== PROBLEM REQUIREMENTS ==
Sort through the data and copy the lines holding the word "Część".

== WORKING DATA ==
◇ ◇ ◇ ◇

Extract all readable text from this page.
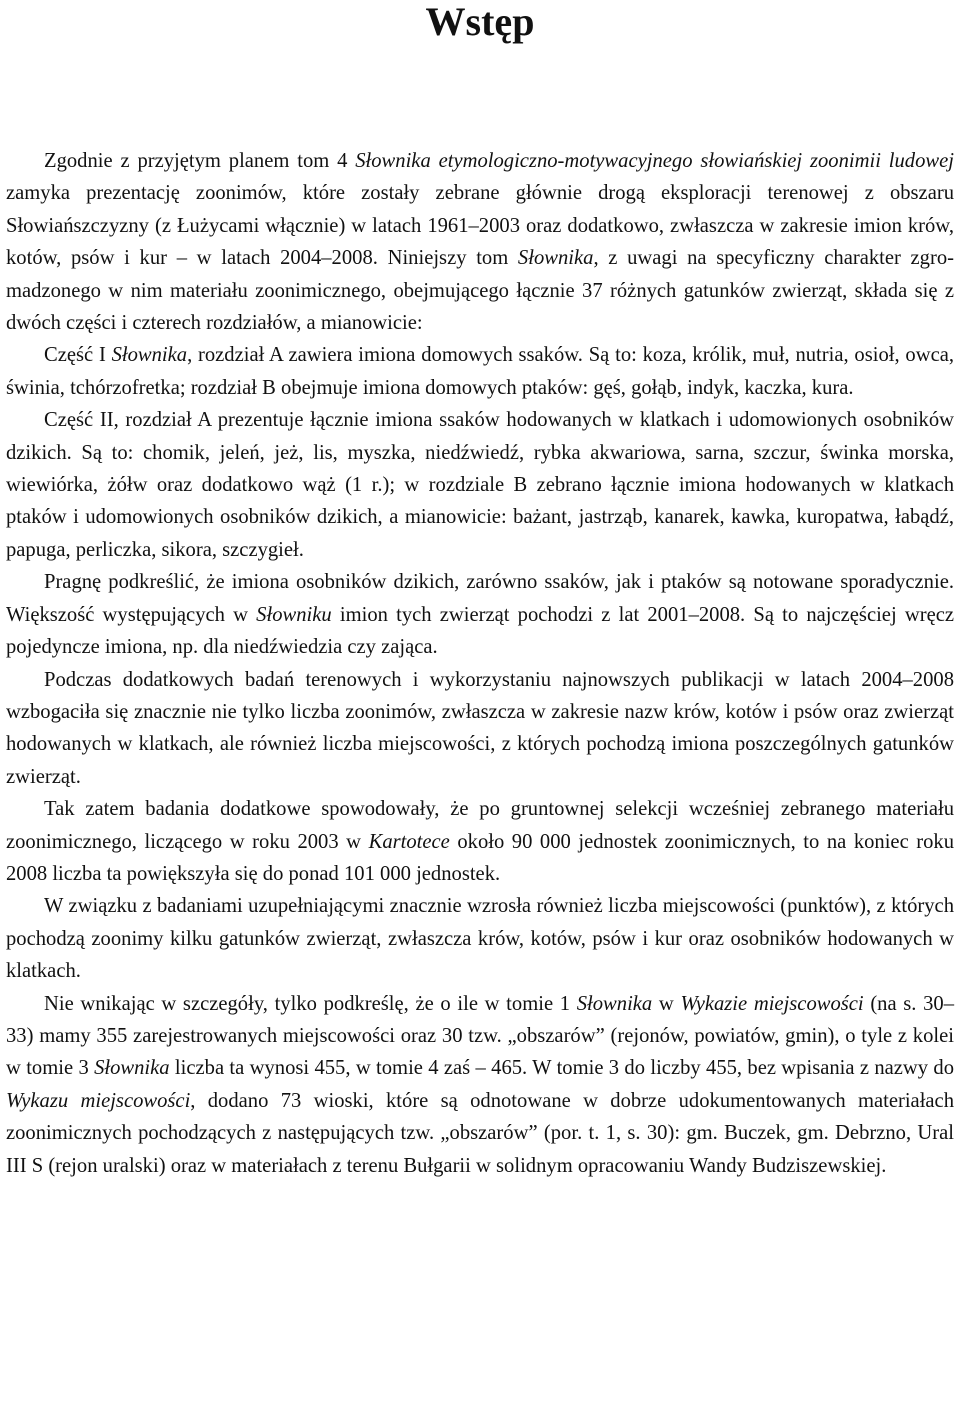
Wstęp

Zgodnie z przyjętym planem tom 4 Słownika etymologiczno-motywacyjnego słowiańskiej zoonimii ludowej zamyka prezentację zoonimów, które zostały zebrane głównie drogą eksploracji terenowej z obszaru Słowiańszczyzny (z Łużycami włącznie) w latach 1961–2003 oraz dodatkowo, zwłaszcza w zakresie imion krów, kotów, psów i kur – w latach 2004–2008. Niniejszy tom Słownika, z uwagi na specyficzny charakter zgromadzonego w nim materiału zoonimicznego, obejmującego łącznie 37 różnych gatunków zwierząt, składa się z dwóch części i czterech rozdziałów, a mianowicie:

Część I Słownika, rozdział A zawiera imiona domowych ssaków. Są to: koza, królik, muł, nutria, osioł, owca, świnia, tchórzofretka; rozdział B obejmuje imiona domowych ptaków: gęś, gołąb, indyk, kaczka, kura.

Część II, rozdział A prezentuje łącznie imiona ssaków hodowanych w klatkach i udomowionych osobników dzikich. Są to: chomik, jeleń, jeż, lis, myszka, niedźwiedź, rybka akwariowa, sarna, szczur, świnka morska, wiewiórka, żółw oraz dodatkowo wąż (1 r.); w rozdziale B zebrano łącznie imiona hodowanych w klatkach ptaków i udomowionych osobników dzikich, a mianowicie: bażant, jastrząb, kanarek, kawka, kuropatwa, łabądź, papuga, perliczka, sikora, szczygieł.

Pragnę podkreślić, że imiona osobników dzikich, zarówno ssaków, jak i ptaków są notowane sporadycznie. Większość występujących w Słowniku imion tych zwierząt pochodzi z lat 2001–2008. Są to najczęściej wręcz pojedyncze imiona, np. dla niedźwiedzia czy zająca.

Podczas dodatkowych badań terenowych i wykorzystaniu najnowszych publikacji w latach 2004–2008 wzbogaciła się znacznie nie tylko liczba zoonimów, zwłaszcza w zakresie nazw krów, kotów i psów oraz zwierząt hodowanych w klatkach, ale również liczba miejscowości, z których pochodzą imiona poszczególnych gatunków zwierząt.

Tak zatem badania dodatkowe spowodowały, że po gruntownej selekcji wcześniej zebranego materiału zoonimicznego, liczącego w roku 2003 w Kartotece około 90 000 jednostek zoonimicznych, to na koniec roku 2008 liczba ta powiększyła się do ponad 101 000 jednostek.

W związku z badaniami uzupełniającymi znacznie wzrosła również liczba miejscowości (punktów), z których pochodzą zoonimy kilku gatunków zwierząt, zwłaszcza krów, kotów, psów i kur oraz osobników hodowanych w klatkach.

Nie wnikając w szczegóły, tylko podkreślę, że o ile w tomie 1 Słownika w Wykazie miejscowości (na s. 30–33) mamy 355 zarejestrowanych miejscowości oraz 30 tzw. „obszarów” (rejonów, powiatów, gmin), o tyle z kolei w tomie 3 Słownika liczba ta wynosi 455, w tomie 4 zaś – 465. W tomie 3 do liczby 455, bez wpisania z nazwy do Wykazu miejscowości, dodano 73 wioski, które są odnotowane w dobrze udokumentowanych materiałach zoonimicznych pochodzących z następujących tzw. „obszarów” (por. t. 1, s. 30): gm. Buczek, gm. Debrzno, Ural III S (rejon uralski) oraz w materiałach z terenu Bułgarii w solidnym opracowaniu Wandy Budziszewskiej.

◇ ◇ ◇ ◇

== SOLUTION TO THIS EXERCISE ==
Część I Słownika, rozdział A zawiera imiona domowych ssaków. Są to: koza, królik, muł, nutria, osioł, owca, świnia, tchórzofretka; rozdział B obejmuje imiona domowych ptaków: gęś, gołąb, indyk, kaczka, kura.
Część II, rozdział A prezentuje łącznie imiona ssaków hodowanych w klatkach i udomowionych osobników dzikich. Są to: chomik, jeleń, jeż, lis, myszka, niedźwiedź, rybka akwariowa, sarna, szczur, świnka morska, wiewiórka, żółw oraz dodatkowo wąż (1 r.); w rozdziale B zebrano łącznie imiona hodowanych w klatkach ptaków i udomowionych osobników dzikich, a mianowicie: bażant, jastrząb, kanarek, kawka, kuropatwa, łabądź, papuga, perliczka, sikora, szczygieł.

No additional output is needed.